** Start of Entries supplied **

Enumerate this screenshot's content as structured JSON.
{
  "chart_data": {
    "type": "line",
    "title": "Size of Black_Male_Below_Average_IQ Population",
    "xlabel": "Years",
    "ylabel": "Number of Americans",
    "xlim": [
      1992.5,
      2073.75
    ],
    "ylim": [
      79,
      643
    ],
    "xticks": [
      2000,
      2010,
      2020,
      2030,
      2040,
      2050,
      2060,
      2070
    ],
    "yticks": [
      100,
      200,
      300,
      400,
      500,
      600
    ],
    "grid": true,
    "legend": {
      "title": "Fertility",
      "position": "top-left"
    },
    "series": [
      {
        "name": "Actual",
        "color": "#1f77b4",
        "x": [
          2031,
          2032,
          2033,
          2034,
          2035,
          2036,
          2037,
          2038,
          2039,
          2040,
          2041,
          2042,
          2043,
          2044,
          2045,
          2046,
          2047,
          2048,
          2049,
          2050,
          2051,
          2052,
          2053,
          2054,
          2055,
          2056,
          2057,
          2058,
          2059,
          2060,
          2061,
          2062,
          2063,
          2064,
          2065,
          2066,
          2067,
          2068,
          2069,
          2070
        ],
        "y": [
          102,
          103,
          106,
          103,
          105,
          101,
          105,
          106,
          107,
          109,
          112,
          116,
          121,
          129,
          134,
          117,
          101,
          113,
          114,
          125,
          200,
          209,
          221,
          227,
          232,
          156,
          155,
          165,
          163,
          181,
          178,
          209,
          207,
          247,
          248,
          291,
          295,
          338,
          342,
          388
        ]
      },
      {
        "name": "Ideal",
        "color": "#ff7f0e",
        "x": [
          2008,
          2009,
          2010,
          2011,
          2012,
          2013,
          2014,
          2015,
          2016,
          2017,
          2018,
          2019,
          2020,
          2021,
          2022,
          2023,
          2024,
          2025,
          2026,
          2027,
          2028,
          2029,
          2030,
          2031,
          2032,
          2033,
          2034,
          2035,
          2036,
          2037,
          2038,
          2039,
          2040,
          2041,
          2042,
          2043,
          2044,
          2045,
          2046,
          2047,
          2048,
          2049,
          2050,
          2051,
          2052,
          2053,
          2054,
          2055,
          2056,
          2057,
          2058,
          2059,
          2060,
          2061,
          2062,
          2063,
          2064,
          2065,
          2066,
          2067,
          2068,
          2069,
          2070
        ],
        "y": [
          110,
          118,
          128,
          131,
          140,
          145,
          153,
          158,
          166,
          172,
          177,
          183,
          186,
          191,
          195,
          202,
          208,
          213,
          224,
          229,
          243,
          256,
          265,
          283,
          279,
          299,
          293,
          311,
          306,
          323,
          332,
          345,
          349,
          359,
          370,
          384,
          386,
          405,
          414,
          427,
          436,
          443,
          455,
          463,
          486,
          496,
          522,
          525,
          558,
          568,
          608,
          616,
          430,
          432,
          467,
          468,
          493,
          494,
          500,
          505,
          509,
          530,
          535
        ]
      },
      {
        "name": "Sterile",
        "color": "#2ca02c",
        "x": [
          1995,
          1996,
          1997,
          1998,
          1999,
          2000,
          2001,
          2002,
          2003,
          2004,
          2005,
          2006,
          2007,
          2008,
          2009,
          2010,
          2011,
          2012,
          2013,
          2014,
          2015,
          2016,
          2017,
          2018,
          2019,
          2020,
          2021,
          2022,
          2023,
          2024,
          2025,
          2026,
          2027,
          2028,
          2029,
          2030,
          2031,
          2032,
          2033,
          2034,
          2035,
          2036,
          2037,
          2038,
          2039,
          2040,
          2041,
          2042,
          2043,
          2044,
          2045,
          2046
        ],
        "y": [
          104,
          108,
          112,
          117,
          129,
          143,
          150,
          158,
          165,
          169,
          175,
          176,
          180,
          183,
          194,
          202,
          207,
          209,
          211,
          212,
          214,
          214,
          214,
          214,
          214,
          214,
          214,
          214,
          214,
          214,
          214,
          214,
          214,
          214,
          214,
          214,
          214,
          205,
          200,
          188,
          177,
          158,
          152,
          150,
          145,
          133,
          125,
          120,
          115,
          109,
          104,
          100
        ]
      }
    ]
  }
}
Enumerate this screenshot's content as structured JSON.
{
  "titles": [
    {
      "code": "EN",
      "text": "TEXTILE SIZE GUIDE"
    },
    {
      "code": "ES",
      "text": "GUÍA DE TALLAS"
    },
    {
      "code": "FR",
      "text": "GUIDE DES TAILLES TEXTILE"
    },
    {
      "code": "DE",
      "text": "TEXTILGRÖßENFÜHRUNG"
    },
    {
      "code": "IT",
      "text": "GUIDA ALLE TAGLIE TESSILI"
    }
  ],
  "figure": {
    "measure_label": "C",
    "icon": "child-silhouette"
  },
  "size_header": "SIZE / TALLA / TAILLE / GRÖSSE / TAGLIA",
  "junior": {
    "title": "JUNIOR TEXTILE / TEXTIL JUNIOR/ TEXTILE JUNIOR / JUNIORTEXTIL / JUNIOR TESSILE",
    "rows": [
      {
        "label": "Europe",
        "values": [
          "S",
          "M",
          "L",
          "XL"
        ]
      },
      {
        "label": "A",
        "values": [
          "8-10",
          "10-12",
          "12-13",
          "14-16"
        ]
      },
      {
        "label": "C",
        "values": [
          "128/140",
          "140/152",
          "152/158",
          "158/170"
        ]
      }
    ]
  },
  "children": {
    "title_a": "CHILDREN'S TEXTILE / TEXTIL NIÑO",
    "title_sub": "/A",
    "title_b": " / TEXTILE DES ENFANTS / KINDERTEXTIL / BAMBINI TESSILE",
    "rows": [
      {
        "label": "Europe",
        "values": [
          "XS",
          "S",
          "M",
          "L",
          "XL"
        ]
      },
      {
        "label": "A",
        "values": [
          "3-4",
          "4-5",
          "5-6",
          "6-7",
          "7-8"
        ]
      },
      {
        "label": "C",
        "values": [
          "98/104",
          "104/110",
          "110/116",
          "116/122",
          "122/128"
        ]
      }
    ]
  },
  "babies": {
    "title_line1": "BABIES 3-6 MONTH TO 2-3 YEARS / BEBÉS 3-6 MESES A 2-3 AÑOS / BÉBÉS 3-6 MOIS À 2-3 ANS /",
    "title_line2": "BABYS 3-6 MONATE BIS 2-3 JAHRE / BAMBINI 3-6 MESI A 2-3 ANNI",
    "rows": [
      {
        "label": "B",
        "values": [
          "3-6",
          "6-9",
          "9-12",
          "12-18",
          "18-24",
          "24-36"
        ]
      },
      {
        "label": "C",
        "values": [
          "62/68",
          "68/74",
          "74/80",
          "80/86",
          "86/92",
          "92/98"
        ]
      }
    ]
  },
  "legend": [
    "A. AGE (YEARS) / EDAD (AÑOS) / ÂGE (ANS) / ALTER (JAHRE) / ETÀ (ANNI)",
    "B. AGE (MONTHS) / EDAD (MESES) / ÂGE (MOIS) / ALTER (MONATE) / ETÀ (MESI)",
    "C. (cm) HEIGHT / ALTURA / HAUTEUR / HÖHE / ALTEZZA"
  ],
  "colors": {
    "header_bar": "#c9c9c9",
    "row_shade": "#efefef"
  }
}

** End of Entries supplied **

**Task goal:** Copy every record above exactly as it appears.

**Written answer:**
Enumerate this screenshot's content as structured JSON.
{
  "chart_data": {
    "type": "line",
    "title": "Size of Black_Male_Below_Average_IQ Population",
    "xlabel": "Years",
    "ylabel": "Number of Americans",
    "xlim": [
      1992.5,
      2073.75
    ],
    "ylim": [
      79,
      643
    ],
    "xticks": [
      2000,
      2010,
      2020,
      2030,
      2040,
      2050,
      2060,
      2070
    ],
    "yticks": [
      100,
      200,
      300,
      400,
      500,
      600
    ],
    "grid": true,
    "legend": {
      "title": "Fertility",
      "position": "top-left"
    },
    "series": [
      {
        "name": "Actual",
        "color": "#1f77b4",
        "x": [
          2031,
          2032,
          2033,
          2034,
          2035,
          2036,
          2037,
          2038,
          2039,
          2040,
          2041,
          2042,
          2043,
          2044,
          2045,
          2046,
          2047,
          2048,
          2049,
          2050,
          2051,
          2052,
          2053,
          2054,
          2055,
          2056,
          2057,
          2058,
          2059,
          2060,
          2061,
          2062,
          2063,
          2064,
          2065,
          2066,
          2067,
          2068,
          2069,
          2070
        ],
        "y": [
          102,
          103,
          106,
          103,
          105,
          101,
          105,
          106,
          107,
          109,
          112,
          116,
          121,
          129,
          134,
          117,
          101,
          113,
          114,
          125,
          200,
          209,
          221,
          227,
          232,
          156,
          155,
          165,
          163,
          181,
          178,
          209,
          207,
          247,
          248,
          291,
          295,
          338,
          342,
          388
        ]
      },
      {
        "name": "Ideal",
        "color": "#ff7f0e",
        "x": [
          2008,
          2009,
          2010,
          2011,
          2012,
          2013,
          2014,
          2015,
          2016,
          2017,
          2018,
          2019,
          2020,
          2021,
          2022,
          2023,
          2024,
          2025,
          2026,
          2027,
          2028,
          2029,
          2030,
          2031,
          2032,
          2033,
          2034,
          2035,
          2036,
          2037,
          2038,
          2039,
          2040,
          2041,
          2042,
          2043,
          2044,
          2045,
          2046,
          2047,
          2048,
          2049,
          2050,
          2051,
          2052,
          2053,
          2054,
          2055,
          2056,
          2057,
          2058,
          2059,
          2060,
          2061,
          2062,
          2063,
          2064,
          2065,
          2066,
          2067,
          2068,
          2069,
          2070
        ],
        "y": [
          110,
          118,
          128,
          131,
          140,
          145,
          153,
          158,
          166,
          172,
          177,
          183,
          186,
          191,
          195,
          202,
          208,
          213,
          224,
          229,
          243,
          256,
          265,
          283,
          279,
          299,
          293,
          311,
          306,
          323,
          332,
          345,
          349,
          359,
          370,
          384,
          386,
          405,
          414,
          427,
          436,
          443,
          455,
          463,
          486,
          496,
          522,
          525,
          558,
          568,
          608,
          616,
          430,
          432,
          467,
          468,
          493,
          494,
          500,
          505,
          509,
          530,
          535
        ]
      },
      {
        "name": "Sterile",
        "color": "#2ca02c",
        "x": [
          1995,
          1996,
          1997,
          1998,
          1999,
          2000,
          2001,
          2002,
          2003,
          2004,
          2005,
          2006,
          2007,
          2008,
          2009,
          2010,
          2011,
          2012,
          2013,
          2014,
          2015,
          2016,
          2017,
          2018,
          2019,
          2020,
          2021,
          2022,
          2023,
          2024,
          2025,
          2026,
          2027,
          2028,
          2029,
          2030,
          2031,
          2032,
          2033,
          2034,
          2035,
          2036,
          2037,
          2038,
          2039,
          2040,
          2041,
          2042,
          2043,
          2044,
          2045,
          2046
        ],
        "y": [
          104,
          108,
          112,
          117,
          129,
          143,
          150,
          158,
          165,
          169,
          175,
          176,
          180,
          183,
          194,
          202,
          207,
          209,
          211,
          212,
          214,
          214,
          214,
          214,
          214,
          214,
          214,
          214,
          214,
          214,
          214,
          214,
          214,
          214,
          214,
          214,
          214,
          205,
          200,
          188,
          177,
          158,
          152,
          150,
          145,
          133,
          125,
          120,
          115,
          109,
          104,
          100
        ]
      }
    ]
  }
}
Enumerate this screenshot's content as structured JSON.
{
  "titles": [
    {
      "code": "EN",
      "text": "TEXTILE SIZE GUIDE"
    },
    {
      "code": "ES",
      "text": "GUÍA DE TALLAS"
    },
    {
      "code": "FR",
      "text": "GUIDE DES TAILLES TEXTILE"
    },
    {
      "code": "DE",
      "text": "TEXTILGRÖßENFÜHRUNG"
    },
    {
      "code": "IT",
      "text": "GUIDA ALLE TAGLIE TESSILI"
    }
  ],
  "figure": {
    "measure_label": "C",
    "icon": "child-silhouette"
  },
  "size_header": "SIZE / TALLA / TAILLE / GRÖSSE / TAGLIA",
  "junior": {
    "title": "JUNIOR TEXTILE / TEXTIL JUNIOR/ TEXTILE JUNIOR / JUNIORTEXTIL / JUNIOR TESSILE",
    "rows": [
      {
        "label": "Europe",
        "values": [
          "S",
          "M",
          "L",
          "XL"
        ]
      },
      {
        "label": "A",
        "values": [
          "8-10",
          "10-12",
          "12-13",
          "14-16"
        ]
      },
      {
        "label": "C",
        "values": [
          "128/140",
          "140/152",
          "152/158",
          "158/170"
        ]
      }
    ]
  },
  "children": {
    "title_a": "CHILDREN'S TEXTILE / TEXTIL NIÑO",
    "title_sub": "/A",
    "title_b": " / TEXTILE DES ENFANTS / KINDERTEXTIL / BAMBINI TESSILE",
    "rows": [
      {
        "label": "Europe",
        "values": [
          "XS",
          "S",
          "M",
          "L",
          "XL"
        ]
      },
      {
        "label": "A",
        "values": [
          "3-4",
          "4-5",
          "5-6",
          "6-7",
          "7-8"
        ]
      },
      {
        "label": "C",
        "values": [
          "98/104",
          "104/110",
          "110/116",
          "116/122",
          "122/128"
        ]
      }
    ]
  },
  "babies": {
    "title_line1": "BABIES 3-6 MONTH TO 2-3 YEARS / BEBÉS 3-6 MESES A 2-3 AÑOS / BÉBÉS 3-6 MOIS À 2-3 ANS /",
    "title_line2": "BABYS 3-6 MONATE BIS 2-3 JAHRE / BAMBINI 3-6 MESI A 2-3 ANNI",
    "rows": [
      {
        "label": "B",
        "values": [
          "3-6",
          "6-9",
          "9-12",
          "12-18",
          "18-24",
          "24-36"
        ]
      },
      {
        "label": "C",
        "values": [
          "62/68",
          "68/74",
          "74/80",
          "80/86",
          "86/92",
          "92/98"
        ]
      }
    ]
  },
  "legend": [
    "A. AGE (YEARS) / EDAD (AÑOS) / ÂGE (ANS) / ALTER (JAHRE) / ETÀ (ANNI)",
    "B. AGE (MONTHS) / EDAD (MESES) / ÂGE (MOIS) / ALTER (MONATE) / ETÀ (MESI)",
    "C. (cm) HEIGHT / ALTURA / HAUTEUR / HÖHE / ALTEZZA"
  ],
  "colors": {
    "header_bar": "#c9c9c9",
    "row_shade": "#efefef"
  }
}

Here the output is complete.